**Goal of the exercise**: Extract every entry word for word. Skip the pictures.

┌──

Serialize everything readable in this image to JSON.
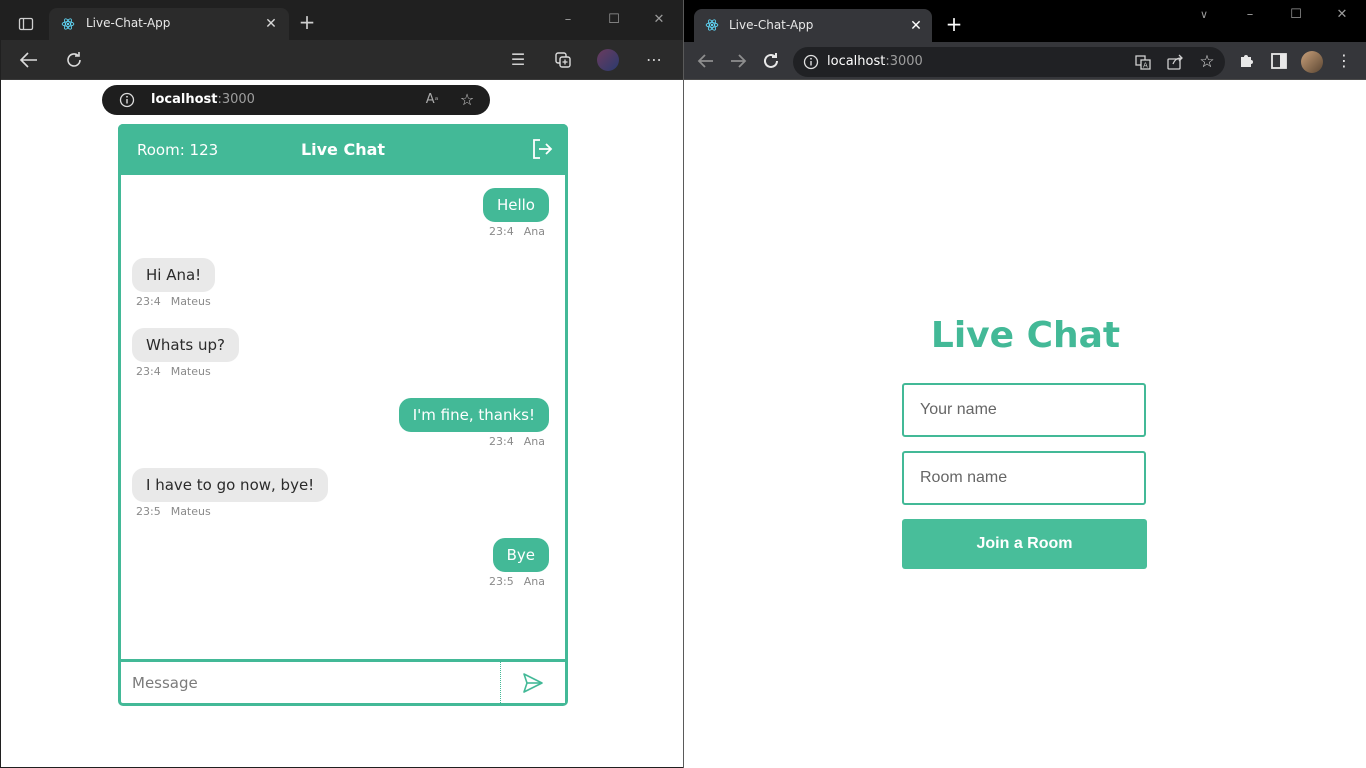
{
  "left_window": {
    "browser": "edge",
    "tab": {
      "title": "Live-Chat-App"
    },
    "address": {
      "host": "localhost",
      "port": ":3000"
    },
    "chat": {
      "room_label": "Room: 123",
      "title": "Live Chat",
      "messages": [
        {
          "text": "Hello",
          "time": "23:4",
          "author": "Ana",
          "own": true
        },
        {
          "text": "Hi Ana!",
          "time": "23:4",
          "author": "Mateus",
          "own": false
        },
        {
          "text": "Whats up?",
          "time": "23:4",
          "author": "Mateus",
          "own": false
        },
        {
          "text": "I'm fine, thanks!",
          "time": "23:4",
          "author": "Ana",
          "own": true
        },
        {
          "text": "I have to go now, bye!",
          "time": "23:5",
          "author": "Mateus",
          "own": false
        },
        {
          "text": "Bye",
          "time": "23:5",
          "author": "Ana",
          "own": true
        }
      ],
      "input_placeholder": "Message",
      "input_value": ""
    }
  },
  "right_window": {
    "browser": "chrome",
    "tab": {
      "title": "Live-Chat-App"
    },
    "address": {
      "host": "localhost",
      "port": ":3000"
    },
    "join": {
      "title": "Live Chat",
      "name_placeholder": "Your name",
      "name_value": "",
      "room_placeholder": "Room name",
      "room_value": "",
      "button_label": "Join a Room"
    }
  },
  "colors": {
    "accent": "#43b997",
    "button": "#48be9a",
    "bubble_other": "#e9e9e9"
  },
  "icons": [
    "react-logo-icon",
    "back-arrow-icon",
    "forward-arrow-icon",
    "reload-icon",
    "info-icon",
    "read-aloud-icon",
    "favorite-add-icon",
    "favorites-icon",
    "collections-icon",
    "profile-avatar",
    "more-icon",
    "exit-icon",
    "send-icon",
    "translate-icon",
    "share-icon",
    "star-icon",
    "extensions-icon",
    "side-panel-icon",
    "kebab-menu-icon"
  ]
}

└──

**The result**:
Serialize everything readable in this image to JSON.
{
  "left_window": {
    "browser": "edge",
    "tab": {
      "title": "Live-Chat-App"
    },
    "address": {
      "host": "localhost",
      "port": ":3000"
    },
    "chat": {
      "room_label": "Room: 123",
      "title": "Live Chat",
      "messages": [
        {
          "text": "Hello",
          "time": "23:4",
          "author": "Ana",
          "own": true
        },
        {
          "text": "Hi Ana!",
          "time": "23:4",
          "author": "Mateus",
          "own": false
        },
        {
          "text": "Whats up?",
          "time": "23:4",
          "author": "Mateus",
          "own": false
        },
        {
          "text": "I'm fine, thanks!",
          "time": "23:4",
          "author": "Ana",
          "own": true
        },
        {
          "text": "I have to go now, bye!",
          "time": "23:5",
          "author": "Mateus",
          "own": false
        },
        {
          "text": "Bye",
          "time": "23:5",
          "author": "Ana",
          "own": true
        }
      ],
      "input_placeholder": "Message",
      "input_value": ""
    }
  },
  "right_window": {
    "browser": "chrome",
    "tab": {
      "title": "Live-Chat-App"
    },
    "address": {
      "host": "localhost",
      "port": ":3000"
    },
    "join": {
      "title": "Live Chat",
      "name_placeholder": "Your name",
      "name_value": "",
      "room_placeholder": "Room name",
      "room_value": "",
      "button_label": "Join a Room"
    }
  },
  "colors": {
    "accent": "#43b997",
    "button": "#48be9a",
    "bubble_other": "#e9e9e9"
  },
  "icons": [
    "react-logo-icon",
    "back-arrow-icon",
    "forward-arrow-icon",
    "reload-icon",
    "info-icon",
    "read-aloud-icon",
    "favorite-add-icon",
    "favorites-icon",
    "collections-icon",
    "profile-avatar",
    "more-icon",
    "exit-icon",
    "send-icon",
    "translate-icon",
    "share-icon",
    "star-icon",
    "extensions-icon",
    "side-panel-icon",
    "kebab-menu-icon"
  ]
}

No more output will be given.